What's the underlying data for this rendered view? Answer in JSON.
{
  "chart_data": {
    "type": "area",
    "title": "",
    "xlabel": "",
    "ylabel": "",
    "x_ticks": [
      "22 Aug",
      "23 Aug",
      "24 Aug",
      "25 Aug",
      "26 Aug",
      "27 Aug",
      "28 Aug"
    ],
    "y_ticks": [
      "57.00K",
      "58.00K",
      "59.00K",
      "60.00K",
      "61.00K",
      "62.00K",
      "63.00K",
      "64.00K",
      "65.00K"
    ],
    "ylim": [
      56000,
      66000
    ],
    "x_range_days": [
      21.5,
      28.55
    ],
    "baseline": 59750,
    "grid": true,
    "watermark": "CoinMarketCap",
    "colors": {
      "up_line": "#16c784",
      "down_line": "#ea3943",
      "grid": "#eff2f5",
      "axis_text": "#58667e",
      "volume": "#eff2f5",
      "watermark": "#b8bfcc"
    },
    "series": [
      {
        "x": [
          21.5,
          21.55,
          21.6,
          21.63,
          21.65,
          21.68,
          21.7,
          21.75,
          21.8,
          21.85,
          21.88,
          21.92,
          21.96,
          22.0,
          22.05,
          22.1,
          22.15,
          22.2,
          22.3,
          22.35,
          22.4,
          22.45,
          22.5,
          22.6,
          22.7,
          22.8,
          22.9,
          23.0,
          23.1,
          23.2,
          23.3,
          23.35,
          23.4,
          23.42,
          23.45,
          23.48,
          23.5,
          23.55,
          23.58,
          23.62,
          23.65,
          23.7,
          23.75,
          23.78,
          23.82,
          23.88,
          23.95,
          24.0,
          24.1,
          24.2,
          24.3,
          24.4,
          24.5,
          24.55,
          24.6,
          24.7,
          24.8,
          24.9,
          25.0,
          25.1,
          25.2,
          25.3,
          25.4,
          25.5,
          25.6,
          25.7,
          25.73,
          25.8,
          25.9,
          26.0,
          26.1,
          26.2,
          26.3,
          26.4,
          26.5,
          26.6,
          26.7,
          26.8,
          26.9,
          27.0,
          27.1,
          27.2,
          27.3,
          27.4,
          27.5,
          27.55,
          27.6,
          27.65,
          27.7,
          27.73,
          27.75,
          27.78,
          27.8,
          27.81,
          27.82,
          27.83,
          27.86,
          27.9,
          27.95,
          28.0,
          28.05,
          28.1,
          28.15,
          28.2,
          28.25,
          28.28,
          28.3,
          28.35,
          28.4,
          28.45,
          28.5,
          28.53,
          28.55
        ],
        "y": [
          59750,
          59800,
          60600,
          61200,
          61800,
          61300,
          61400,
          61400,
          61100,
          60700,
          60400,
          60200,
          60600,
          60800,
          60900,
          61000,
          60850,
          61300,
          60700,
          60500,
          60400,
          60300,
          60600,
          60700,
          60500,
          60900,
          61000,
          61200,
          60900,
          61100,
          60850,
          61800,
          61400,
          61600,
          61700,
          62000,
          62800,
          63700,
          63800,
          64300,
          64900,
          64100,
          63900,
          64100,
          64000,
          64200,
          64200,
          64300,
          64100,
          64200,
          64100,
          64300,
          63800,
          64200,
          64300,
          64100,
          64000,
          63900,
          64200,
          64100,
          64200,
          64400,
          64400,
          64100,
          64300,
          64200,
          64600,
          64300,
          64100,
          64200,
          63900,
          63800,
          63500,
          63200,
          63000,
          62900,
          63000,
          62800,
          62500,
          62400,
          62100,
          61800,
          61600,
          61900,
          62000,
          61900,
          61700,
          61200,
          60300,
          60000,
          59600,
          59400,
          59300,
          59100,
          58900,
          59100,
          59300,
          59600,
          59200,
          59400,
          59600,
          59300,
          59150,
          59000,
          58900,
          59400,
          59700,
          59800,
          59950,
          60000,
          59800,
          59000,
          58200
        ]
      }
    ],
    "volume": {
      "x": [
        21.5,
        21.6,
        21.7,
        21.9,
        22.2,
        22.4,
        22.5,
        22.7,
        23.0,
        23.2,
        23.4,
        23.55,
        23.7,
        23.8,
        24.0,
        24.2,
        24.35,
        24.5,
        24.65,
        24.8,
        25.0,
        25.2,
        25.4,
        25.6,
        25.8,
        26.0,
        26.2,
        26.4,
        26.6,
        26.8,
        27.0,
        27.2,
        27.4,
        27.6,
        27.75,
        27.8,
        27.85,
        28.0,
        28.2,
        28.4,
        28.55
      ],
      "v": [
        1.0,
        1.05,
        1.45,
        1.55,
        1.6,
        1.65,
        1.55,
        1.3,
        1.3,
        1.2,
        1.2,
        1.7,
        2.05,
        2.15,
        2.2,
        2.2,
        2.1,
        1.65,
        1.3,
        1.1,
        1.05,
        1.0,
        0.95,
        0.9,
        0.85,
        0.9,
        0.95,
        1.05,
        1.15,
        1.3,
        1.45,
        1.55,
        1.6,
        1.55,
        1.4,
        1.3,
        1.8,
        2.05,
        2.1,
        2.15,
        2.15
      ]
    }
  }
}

§ PROBLEM
Each record must be returned exactly as it is written.

§ EXERCISE ANSWER
What's the underlying data for this rendered view? Answer in JSON.
{
  "chart_data": {
    "type": "area",
    "title": "",
    "xlabel": "",
    "ylabel": "",
    "x_ticks": [
      "22 Aug",
      "23 Aug",
      "24 Aug",
      "25 Aug",
      "26 Aug",
      "27 Aug",
      "28 Aug"
    ],
    "y_ticks": [
      "57.00K",
      "58.00K",
      "59.00K",
      "60.00K",
      "61.00K",
      "62.00K",
      "63.00K",
      "64.00K",
      "65.00K"
    ],
    "ylim": [
      56000,
      66000
    ],
    "x_range_days": [
      21.5,
      28.55
    ],
    "baseline": 59750,
    "grid": true,
    "watermark": "CoinMarketCap",
    "colors": {
      "up_line": "#16c784",
      "down_line": "#ea3943",
      "grid": "#eff2f5",
      "axis_text": "#58667e",
      "volume": "#eff2f5",
      "watermark": "#b8bfcc"
    },
    "series": [
      {
        "x": [
          21.5,
          21.55,
          21.6,
          21.63,
          21.65,
          21.68,
          21.7,
          21.75,
          21.8,
          21.85,
          21.88,
          21.92,
          21.96,
          22.0,
          22.05,
          22.1,
          22.15,
          22.2,
          22.3,
          22.35,
          22.4,
          22.45,
          22.5,
          22.6,
          22.7,
          22.8,
          22.9,
          23.0,
          23.1,
          23.2,
          23.3,
          23.35,
          23.4,
          23.42,
          23.45,
          23.48,
          23.5,
          23.55,
          23.58,
          23.62,
          23.65,
          23.7,
          23.75,
          23.78,
          23.82,
          23.88,
          23.95,
          24.0,
          24.1,
          24.2,
          24.3,
          24.4,
          24.5,
          24.55,
          24.6,
          24.7,
          24.8,
          24.9,
          25.0,
          25.1,
          25.2,
          25.3,
          25.4,
          25.5,
          25.6,
          25.7,
          25.73,
          25.8,
          25.9,
          26.0,
          26.1,
          26.2,
          26.3,
          26.4,
          26.5,
          26.6,
          26.7,
          26.8,
          26.9,
          27.0,
          27.1,
          27.2,
          27.3,
          27.4,
          27.5,
          27.55,
          27.6,
          27.65,
          27.7,
          27.73,
          27.75,
          27.78,
          27.8,
          27.81,
          27.82,
          27.83,
          27.86,
          27.9,
          27.95,
          28.0,
          28.05,
          28.1,
          28.15,
          28.2,
          28.25,
          28.28,
          28.3,
          28.35,
          28.4,
          28.45,
          28.5,
          28.53,
          28.55
        ],
        "y": [
          59750,
          59800,
          60600,
          61200,
          61800,
          61300,
          61400,
          61400,
          61100,
          60700,
          60400,
          60200,
          60600,
          60800,
          60900,
          61000,
          60850,
          61300,
          60700,
          60500,
          60400,
          60300,
          60600,
          60700,
          60500,
          60900,
          61000,
          61200,
          60900,
          61100,
          60850,
          61800,
          61400,
          61600,
          61700,
          62000,
          62800,
          63700,
          63800,
          64300,
          64900,
          64100,
          63900,
          64100,
          64000,
          64200,
          64200,
          64300,
          64100,
          64200,
          64100,
          64300,
          63800,
          64200,
          64300,
          64100,
          64000,
          63900,
          64200,
          64100,
          64200,
          64400,
          64400,
          64100,
          64300,
          64200,
          64600,
          64300,
          64100,
          64200,
          63900,
          63800,
          63500,
          63200,
          63000,
          62900,
          63000,
          62800,
          62500,
          62400,
          62100,
          61800,
          61600,
          61900,
          62000,
          61900,
          61700,
          61200,
          60300,
          60000,
          59600,
          59400,
          59300,
          59100,
          58900,
          59100,
          59300,
          59600,
          59200,
          59400,
          59600,
          59300,
          59150,
          59000,
          58900,
          59400,
          59700,
          59800,
          59950,
          60000,
          59800,
          59000,
          58200
        ]
      }
    ],
    "volume": {
      "x": [
        21.5,
        21.6,
        21.7,
        21.9,
        22.2,
        22.4,
        22.5,
        22.7,
        23.0,
        23.2,
        23.4,
        23.55,
        23.7,
        23.8,
        24.0,
        24.2,
        24.35,
        24.5,
        24.65,
        24.8,
        25.0,
        25.2,
        25.4,
        25.6,
        25.8,
        26.0,
        26.2,
        26.4,
        26.6,
        26.8,
        27.0,
        27.2,
        27.4,
        27.6,
        27.75,
        27.8,
        27.85,
        28.0,
        28.2,
        28.4,
        28.55
      ],
      "v": [
        1.0,
        1.05,
        1.45,
        1.55,
        1.6,
        1.65,
        1.55,
        1.3,
        1.3,
        1.2,
        1.2,
        1.7,
        2.05,
        2.15,
        2.2,
        2.2,
        2.1,
        1.65,
        1.3,
        1.1,
        1.05,
        1.0,
        0.95,
        0.9,
        0.85,
        0.9,
        0.95,
        1.05,
        1.15,
        1.3,
        1.45,
        1.55,
        1.6,
        1.55,
        1.4,
        1.3,
        1.8,
        2.05,
        2.1,
        2.15,
        2.15
      ]
    }
  }
}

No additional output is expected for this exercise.